*DATA PROVIDED*:
━━━━━━━━━━
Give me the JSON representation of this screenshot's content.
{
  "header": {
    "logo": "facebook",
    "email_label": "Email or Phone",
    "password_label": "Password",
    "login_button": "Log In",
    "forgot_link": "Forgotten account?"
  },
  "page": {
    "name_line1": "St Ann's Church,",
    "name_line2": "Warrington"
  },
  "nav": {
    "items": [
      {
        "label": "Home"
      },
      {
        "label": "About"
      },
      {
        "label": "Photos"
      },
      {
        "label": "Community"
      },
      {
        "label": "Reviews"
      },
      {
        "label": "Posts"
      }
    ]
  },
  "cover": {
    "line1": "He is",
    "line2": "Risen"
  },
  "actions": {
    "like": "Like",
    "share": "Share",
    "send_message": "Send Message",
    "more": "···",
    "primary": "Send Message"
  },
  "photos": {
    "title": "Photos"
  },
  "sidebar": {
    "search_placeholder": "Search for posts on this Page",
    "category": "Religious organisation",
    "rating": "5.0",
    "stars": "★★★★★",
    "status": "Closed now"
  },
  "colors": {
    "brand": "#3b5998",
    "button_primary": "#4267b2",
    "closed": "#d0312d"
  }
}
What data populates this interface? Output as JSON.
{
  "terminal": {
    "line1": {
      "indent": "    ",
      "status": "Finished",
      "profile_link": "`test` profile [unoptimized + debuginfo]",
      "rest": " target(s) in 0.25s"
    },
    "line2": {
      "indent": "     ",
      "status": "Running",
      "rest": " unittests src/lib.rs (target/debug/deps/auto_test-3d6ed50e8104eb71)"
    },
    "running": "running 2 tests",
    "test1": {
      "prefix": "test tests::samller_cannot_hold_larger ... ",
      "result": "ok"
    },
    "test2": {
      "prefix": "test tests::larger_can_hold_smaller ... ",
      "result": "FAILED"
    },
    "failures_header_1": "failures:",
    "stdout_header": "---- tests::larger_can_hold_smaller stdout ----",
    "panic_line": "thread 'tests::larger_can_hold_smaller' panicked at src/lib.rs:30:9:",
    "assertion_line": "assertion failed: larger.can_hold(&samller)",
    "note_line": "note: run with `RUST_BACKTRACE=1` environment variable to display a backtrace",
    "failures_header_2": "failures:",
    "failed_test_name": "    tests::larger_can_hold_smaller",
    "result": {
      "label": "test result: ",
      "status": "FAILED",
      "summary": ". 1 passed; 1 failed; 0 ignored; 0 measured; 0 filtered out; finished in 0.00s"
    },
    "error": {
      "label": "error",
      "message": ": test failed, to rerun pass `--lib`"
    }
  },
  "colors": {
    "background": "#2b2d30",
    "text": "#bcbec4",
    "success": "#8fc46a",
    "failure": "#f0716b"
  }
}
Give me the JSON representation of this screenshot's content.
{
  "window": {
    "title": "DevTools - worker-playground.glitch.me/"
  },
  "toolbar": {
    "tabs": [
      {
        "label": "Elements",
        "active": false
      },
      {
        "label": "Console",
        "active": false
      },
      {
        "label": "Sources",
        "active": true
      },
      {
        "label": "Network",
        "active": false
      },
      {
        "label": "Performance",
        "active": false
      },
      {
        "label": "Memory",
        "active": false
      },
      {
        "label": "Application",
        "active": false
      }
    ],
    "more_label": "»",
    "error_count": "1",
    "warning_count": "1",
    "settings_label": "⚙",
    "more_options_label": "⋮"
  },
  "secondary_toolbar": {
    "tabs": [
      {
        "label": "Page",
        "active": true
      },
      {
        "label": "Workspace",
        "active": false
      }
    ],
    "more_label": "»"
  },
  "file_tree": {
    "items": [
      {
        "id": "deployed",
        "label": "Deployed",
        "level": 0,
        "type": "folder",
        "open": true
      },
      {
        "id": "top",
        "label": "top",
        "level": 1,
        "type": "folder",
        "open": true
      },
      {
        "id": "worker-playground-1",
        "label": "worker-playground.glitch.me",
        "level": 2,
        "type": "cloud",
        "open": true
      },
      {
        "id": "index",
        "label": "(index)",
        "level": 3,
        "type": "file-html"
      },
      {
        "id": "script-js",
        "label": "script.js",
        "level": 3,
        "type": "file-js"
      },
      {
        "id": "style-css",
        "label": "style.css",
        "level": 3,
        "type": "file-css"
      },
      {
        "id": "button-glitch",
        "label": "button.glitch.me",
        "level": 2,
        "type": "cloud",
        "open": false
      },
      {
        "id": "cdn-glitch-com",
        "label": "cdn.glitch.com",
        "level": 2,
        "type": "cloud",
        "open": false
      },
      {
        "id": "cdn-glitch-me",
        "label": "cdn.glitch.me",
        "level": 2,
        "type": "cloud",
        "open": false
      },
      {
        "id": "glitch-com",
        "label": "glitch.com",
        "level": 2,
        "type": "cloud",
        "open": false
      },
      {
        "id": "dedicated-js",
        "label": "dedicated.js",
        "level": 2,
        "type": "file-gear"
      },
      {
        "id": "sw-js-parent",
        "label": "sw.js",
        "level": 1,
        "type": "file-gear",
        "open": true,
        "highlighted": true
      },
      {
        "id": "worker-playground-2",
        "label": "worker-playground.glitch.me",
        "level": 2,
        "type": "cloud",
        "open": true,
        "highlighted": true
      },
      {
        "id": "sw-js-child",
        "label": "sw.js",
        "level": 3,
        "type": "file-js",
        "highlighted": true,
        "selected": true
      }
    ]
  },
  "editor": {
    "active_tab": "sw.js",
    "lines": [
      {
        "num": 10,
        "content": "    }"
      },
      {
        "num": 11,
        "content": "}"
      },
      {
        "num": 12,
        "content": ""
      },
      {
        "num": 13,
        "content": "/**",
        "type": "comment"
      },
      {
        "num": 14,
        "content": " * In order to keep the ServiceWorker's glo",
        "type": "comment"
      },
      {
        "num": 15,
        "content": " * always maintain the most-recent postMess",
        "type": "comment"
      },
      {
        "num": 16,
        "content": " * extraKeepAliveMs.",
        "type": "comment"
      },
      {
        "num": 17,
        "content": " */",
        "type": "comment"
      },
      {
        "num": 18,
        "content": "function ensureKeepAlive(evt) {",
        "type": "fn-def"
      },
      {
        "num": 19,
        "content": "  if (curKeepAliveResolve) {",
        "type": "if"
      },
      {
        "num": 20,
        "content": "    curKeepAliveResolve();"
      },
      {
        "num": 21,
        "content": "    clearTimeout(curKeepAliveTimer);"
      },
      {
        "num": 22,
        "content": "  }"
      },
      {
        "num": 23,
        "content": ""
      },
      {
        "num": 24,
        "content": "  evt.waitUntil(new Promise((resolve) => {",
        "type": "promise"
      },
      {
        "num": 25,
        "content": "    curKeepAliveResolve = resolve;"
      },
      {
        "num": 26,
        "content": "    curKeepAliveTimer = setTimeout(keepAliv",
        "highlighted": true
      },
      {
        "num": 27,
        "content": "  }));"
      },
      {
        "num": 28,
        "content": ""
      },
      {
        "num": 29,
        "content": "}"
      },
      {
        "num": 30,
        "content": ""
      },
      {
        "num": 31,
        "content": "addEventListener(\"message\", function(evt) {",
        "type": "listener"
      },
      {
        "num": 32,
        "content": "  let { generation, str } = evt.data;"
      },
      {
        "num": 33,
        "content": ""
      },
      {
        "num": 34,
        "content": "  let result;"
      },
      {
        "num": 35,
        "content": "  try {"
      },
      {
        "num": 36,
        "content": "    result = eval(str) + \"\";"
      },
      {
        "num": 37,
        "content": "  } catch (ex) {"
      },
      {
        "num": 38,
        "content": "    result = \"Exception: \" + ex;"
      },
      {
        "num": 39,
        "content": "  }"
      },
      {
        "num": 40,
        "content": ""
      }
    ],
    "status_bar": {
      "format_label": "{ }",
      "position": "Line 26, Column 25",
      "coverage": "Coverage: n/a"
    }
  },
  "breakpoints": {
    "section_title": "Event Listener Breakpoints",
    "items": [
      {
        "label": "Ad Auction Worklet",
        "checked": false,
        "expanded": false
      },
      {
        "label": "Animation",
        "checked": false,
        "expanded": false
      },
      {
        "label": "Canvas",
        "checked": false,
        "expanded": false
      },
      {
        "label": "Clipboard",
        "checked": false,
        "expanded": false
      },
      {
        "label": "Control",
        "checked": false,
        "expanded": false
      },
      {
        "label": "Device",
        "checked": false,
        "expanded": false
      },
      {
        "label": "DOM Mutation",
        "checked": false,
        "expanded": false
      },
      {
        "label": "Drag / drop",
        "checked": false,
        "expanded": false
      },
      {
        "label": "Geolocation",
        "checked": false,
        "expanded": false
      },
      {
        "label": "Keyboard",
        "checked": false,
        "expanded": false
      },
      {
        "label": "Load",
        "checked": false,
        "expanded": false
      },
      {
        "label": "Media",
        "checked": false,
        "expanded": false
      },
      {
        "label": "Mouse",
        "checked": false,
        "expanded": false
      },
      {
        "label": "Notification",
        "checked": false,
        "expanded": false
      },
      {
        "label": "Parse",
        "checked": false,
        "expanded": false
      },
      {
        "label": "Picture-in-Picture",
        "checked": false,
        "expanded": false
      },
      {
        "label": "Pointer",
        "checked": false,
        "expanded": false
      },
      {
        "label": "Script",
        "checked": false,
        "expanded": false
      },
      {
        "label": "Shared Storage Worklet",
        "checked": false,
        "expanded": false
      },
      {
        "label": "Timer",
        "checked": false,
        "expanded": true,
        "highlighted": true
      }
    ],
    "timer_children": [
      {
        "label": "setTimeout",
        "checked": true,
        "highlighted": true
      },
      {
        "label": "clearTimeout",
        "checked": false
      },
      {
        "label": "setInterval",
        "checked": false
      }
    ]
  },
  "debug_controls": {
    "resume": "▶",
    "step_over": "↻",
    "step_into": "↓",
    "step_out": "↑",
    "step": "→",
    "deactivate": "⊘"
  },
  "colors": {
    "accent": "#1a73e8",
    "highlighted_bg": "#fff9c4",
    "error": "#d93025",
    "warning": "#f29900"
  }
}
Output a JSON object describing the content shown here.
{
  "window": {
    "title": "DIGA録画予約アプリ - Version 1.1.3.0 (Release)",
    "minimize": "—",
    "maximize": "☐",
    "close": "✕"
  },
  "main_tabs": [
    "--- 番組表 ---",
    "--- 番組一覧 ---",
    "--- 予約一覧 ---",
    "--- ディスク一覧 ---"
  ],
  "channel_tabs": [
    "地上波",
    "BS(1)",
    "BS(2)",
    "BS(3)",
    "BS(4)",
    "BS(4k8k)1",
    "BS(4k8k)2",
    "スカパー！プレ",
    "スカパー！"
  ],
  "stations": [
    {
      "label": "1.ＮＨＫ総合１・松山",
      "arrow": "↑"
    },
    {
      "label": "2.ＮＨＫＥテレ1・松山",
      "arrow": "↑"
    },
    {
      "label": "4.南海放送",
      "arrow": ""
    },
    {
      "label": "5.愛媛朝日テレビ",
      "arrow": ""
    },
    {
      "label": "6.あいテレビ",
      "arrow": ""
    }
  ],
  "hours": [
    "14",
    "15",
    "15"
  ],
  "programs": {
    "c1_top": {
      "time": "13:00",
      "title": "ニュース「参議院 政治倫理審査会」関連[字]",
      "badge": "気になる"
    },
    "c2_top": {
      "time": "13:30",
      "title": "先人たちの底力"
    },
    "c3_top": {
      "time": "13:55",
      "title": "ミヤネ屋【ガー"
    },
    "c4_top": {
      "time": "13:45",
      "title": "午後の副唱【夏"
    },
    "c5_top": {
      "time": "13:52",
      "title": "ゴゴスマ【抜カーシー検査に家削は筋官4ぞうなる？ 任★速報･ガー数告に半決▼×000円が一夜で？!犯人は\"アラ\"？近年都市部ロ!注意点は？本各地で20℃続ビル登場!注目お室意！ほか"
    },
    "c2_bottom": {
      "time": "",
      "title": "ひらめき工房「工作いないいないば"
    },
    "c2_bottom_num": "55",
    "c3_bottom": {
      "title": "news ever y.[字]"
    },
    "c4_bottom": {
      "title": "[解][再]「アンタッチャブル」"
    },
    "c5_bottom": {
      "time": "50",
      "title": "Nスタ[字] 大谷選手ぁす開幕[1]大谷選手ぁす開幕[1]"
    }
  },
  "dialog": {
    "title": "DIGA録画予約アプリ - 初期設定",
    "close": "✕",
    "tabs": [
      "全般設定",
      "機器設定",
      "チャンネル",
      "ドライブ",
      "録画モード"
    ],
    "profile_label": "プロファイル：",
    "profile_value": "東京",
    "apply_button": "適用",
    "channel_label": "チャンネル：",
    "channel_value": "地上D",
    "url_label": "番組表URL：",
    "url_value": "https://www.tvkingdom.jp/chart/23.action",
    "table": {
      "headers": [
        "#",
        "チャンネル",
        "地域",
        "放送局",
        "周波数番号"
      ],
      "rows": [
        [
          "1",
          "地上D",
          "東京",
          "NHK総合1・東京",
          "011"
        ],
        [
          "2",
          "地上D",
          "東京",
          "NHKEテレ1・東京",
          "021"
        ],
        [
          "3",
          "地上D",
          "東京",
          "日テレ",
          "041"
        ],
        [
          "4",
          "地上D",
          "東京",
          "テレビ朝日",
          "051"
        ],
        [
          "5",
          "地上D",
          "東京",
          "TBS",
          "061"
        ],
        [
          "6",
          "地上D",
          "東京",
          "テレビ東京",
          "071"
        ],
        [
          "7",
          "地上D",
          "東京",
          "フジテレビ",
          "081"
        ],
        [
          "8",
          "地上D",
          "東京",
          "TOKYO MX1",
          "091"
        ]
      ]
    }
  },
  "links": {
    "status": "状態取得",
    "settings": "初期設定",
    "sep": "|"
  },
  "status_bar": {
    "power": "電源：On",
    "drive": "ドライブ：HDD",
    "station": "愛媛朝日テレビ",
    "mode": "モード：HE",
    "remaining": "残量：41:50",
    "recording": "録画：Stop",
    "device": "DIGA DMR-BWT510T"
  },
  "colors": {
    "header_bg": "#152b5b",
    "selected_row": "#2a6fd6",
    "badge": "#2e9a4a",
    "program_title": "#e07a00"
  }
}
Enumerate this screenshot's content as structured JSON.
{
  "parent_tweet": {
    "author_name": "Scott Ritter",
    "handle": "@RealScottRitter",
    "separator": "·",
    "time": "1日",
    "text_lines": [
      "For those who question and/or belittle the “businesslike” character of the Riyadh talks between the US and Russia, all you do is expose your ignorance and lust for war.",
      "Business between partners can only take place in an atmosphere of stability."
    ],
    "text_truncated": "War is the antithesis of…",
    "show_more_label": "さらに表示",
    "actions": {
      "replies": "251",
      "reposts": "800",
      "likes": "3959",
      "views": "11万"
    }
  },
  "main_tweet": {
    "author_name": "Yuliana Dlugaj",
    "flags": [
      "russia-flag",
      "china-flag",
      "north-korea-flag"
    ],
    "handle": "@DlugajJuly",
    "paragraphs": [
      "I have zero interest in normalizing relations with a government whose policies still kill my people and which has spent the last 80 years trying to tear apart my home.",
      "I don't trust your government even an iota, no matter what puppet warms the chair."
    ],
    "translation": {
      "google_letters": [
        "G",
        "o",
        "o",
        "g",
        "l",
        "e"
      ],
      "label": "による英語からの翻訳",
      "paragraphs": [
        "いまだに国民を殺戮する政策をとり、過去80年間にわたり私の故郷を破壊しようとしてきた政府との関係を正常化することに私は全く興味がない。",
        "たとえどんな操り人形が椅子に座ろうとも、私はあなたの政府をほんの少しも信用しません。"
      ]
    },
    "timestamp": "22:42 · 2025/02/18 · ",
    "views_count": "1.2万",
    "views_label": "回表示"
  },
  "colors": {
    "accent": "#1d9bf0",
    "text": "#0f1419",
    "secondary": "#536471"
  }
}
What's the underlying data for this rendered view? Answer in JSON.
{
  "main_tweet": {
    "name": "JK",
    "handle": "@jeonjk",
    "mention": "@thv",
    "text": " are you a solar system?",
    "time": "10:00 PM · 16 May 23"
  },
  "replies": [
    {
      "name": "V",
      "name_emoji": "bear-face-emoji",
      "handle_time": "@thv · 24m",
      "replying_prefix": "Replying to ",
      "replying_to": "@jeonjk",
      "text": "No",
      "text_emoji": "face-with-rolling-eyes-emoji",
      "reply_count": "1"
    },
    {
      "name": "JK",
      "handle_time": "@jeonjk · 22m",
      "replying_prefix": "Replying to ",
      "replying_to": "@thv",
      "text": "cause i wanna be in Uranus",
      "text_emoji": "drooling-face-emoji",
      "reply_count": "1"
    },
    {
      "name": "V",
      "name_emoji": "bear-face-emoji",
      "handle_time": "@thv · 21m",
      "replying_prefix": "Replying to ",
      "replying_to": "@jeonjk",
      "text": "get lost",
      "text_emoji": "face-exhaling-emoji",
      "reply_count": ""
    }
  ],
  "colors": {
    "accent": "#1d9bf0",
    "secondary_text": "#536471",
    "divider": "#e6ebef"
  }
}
━━━━━━━━━━
*WHAT THE TASK REQUIRES*:
Going through the entries above, report how many lines include the string "function". The number alone is the answer.

*ANSWER TO THE EXERCISE*:
2